CHALLENGE
Scan each line of the records for the word "this" and extract the ones that have it.
——
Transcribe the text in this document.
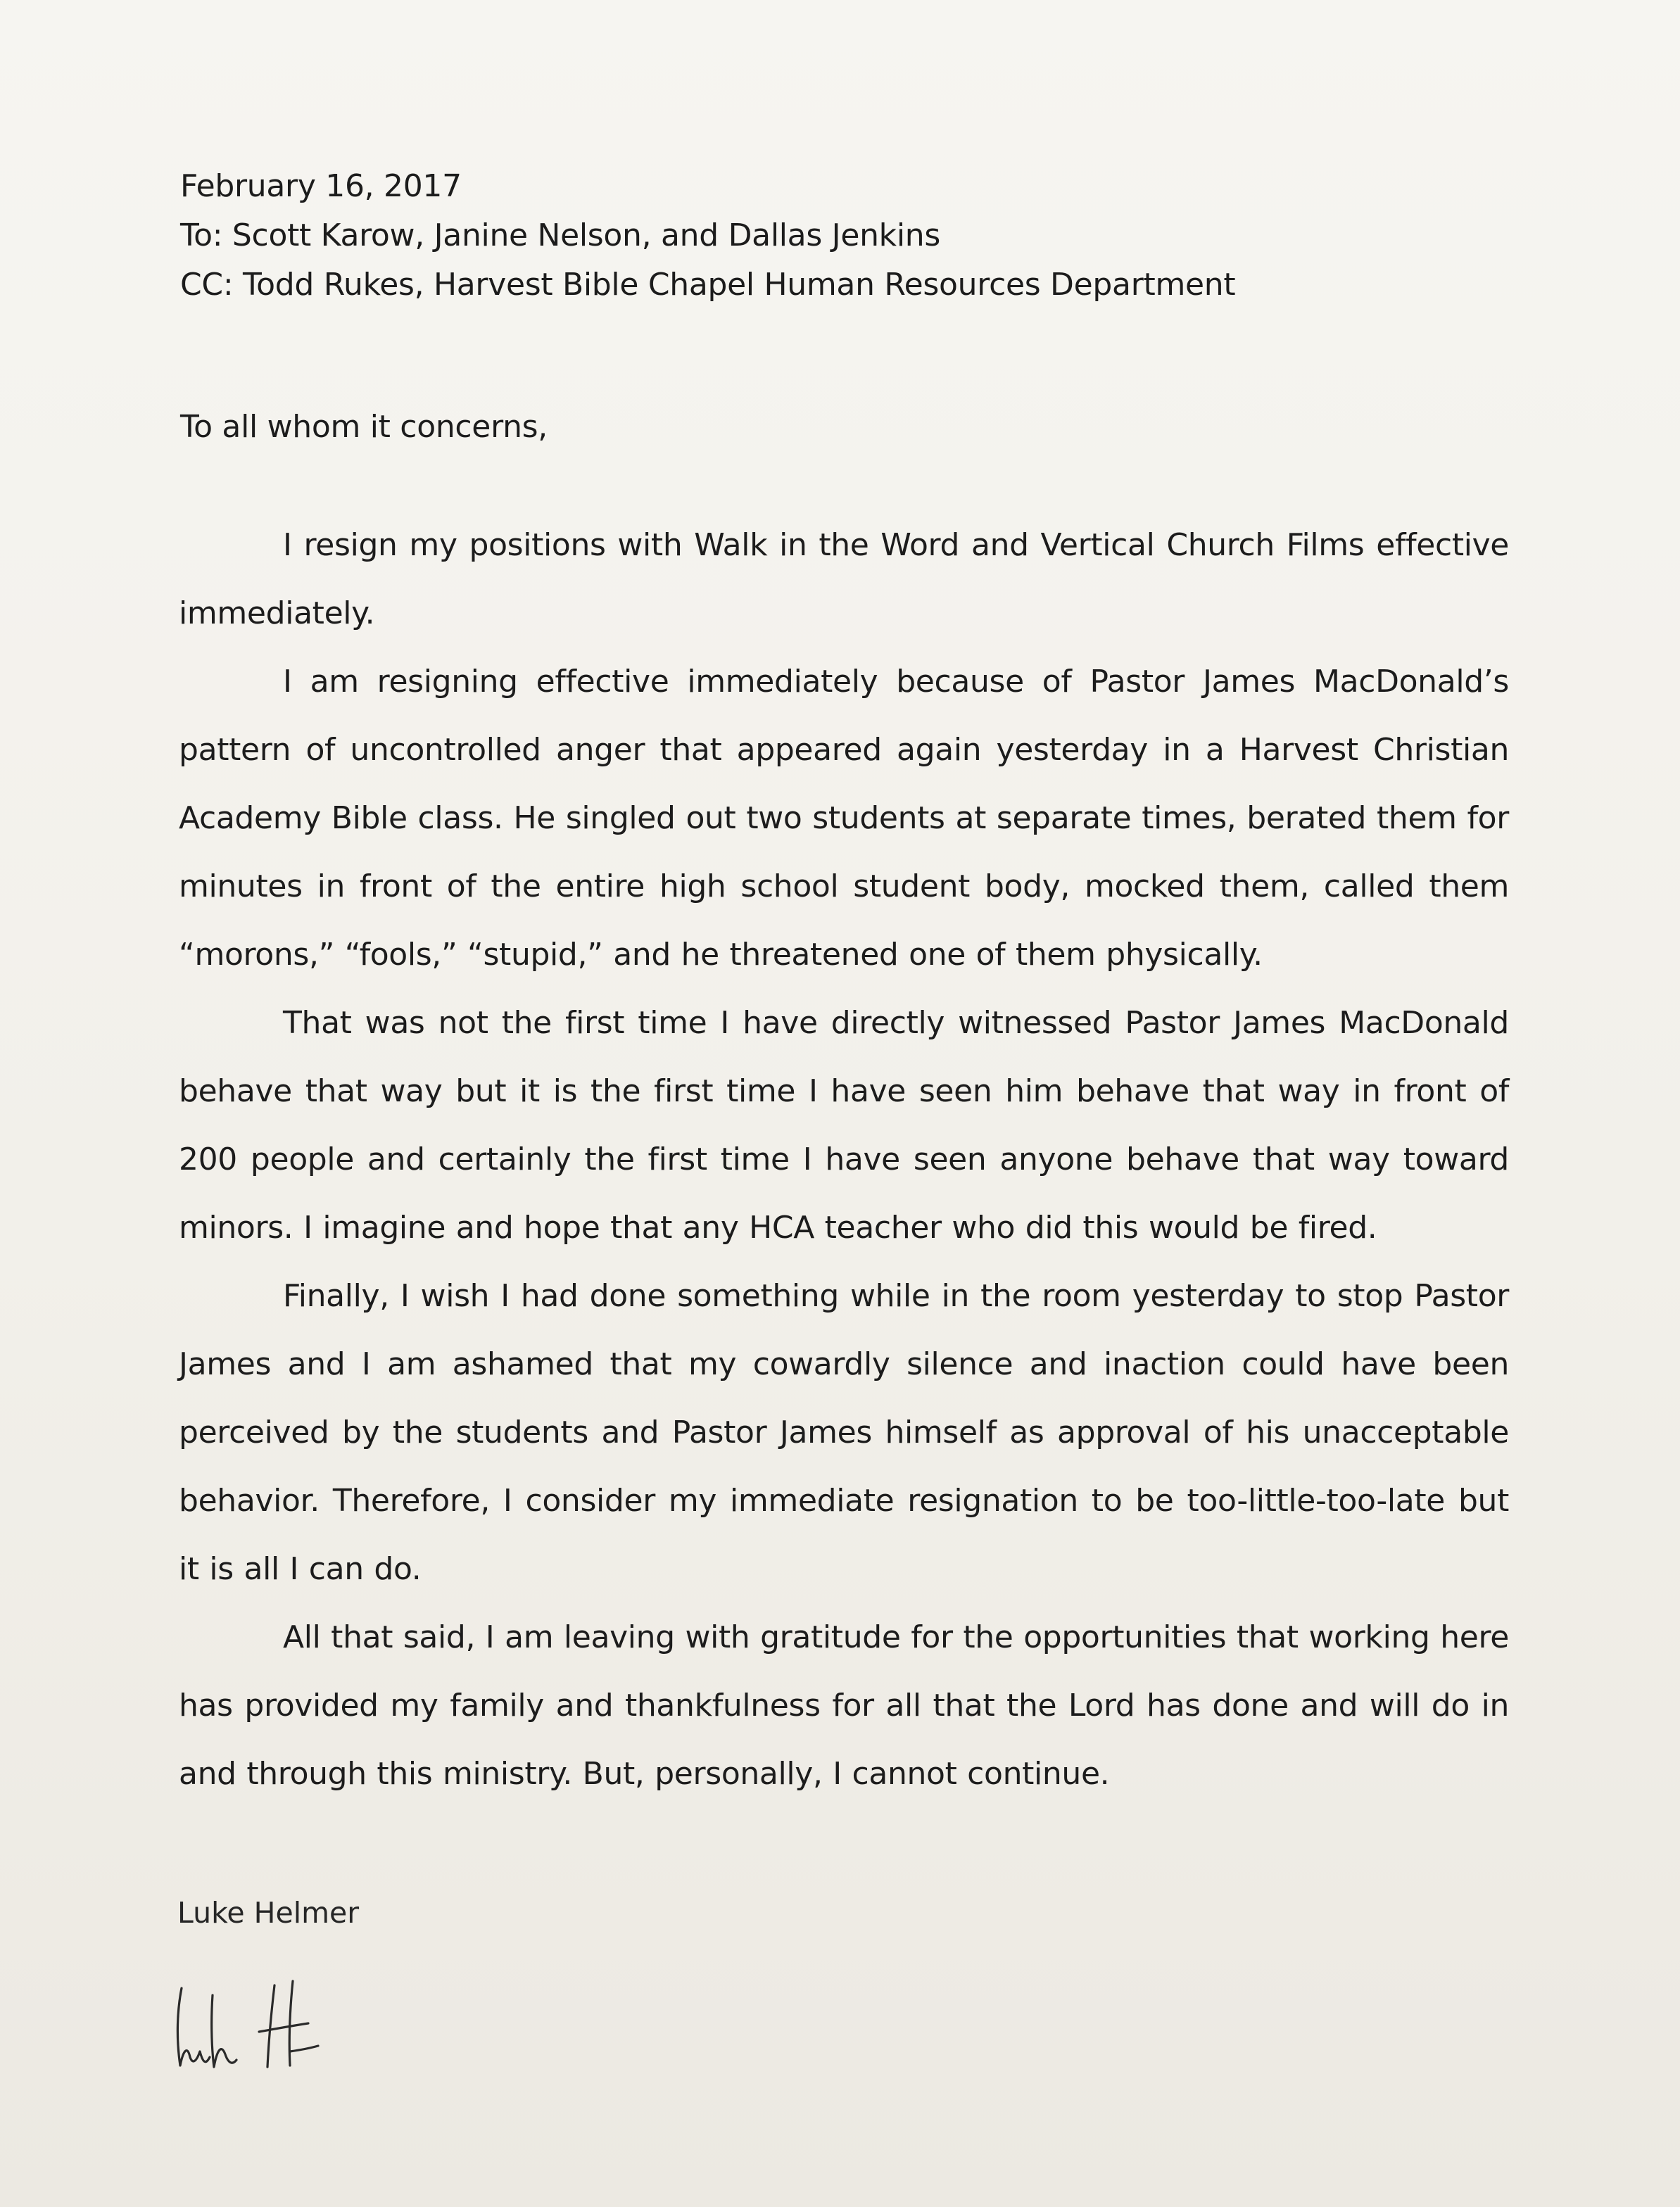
February 16, 2017
To: Scott Karow, Janine Nelson, and Dallas Jenkins
CC: Todd Rukes, Harvest Bible Chapel Human Resources Department
To all whom it concerns,

I resign my positions with Walk in the Word and Vertical Church Films effective immediately.

I am resigning effective immediately because of Pastor James MacDonald’s pattern of uncontrolled anger that appeared again yesterday in a Harvest Christian Academy Bible class. He singled out two students at separate times, berated them for minutes in front of the entire high school student body, mocked them, called them “morons,” “fools,” “stupid,” and he threatened one of them physically.

That was not the first time I have directly witnessed Pastor James MacDonald behave that way but it is the first time I have seen him behave that way in front of 200 people and certainly the first time I have seen anyone behave that way toward minors. I imagine and hope that any HCA teacher who did this would be fired.

Finally, I wish I had done something while in the room yesterday to stop Pastor James and I am ashamed that my cowardly silence and inaction could have been perceived by the students and Pastor James himself as approval of his unacceptable behavior. Therefore, I consider my immediate resignation to be too-little-too-late but it is all I can do.

All that said, I am leaving with gratitude for the opportunities that working here has provided my family and thankfulness for all that the Lord has done and will do in and through this ministry. But, personally, I cannot continue.

Luke Helmer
——
FINISHED TASK
Transcribe the text in this document.
That was not the first time I have directly witnessed Pastor James MacDonald behave that way but it is the first time I have seen him behave that way in front of 200 people and certainly the first time I have seen anyone behave that way toward minors. I imagine and hope that any HCA teacher who did this would be fired.
All that said, I am leaving with gratitude for the opportunities that working here has provided my family and thankfulness for all that the Lord has done and will do in and through this ministry. But, personally, I cannot continue.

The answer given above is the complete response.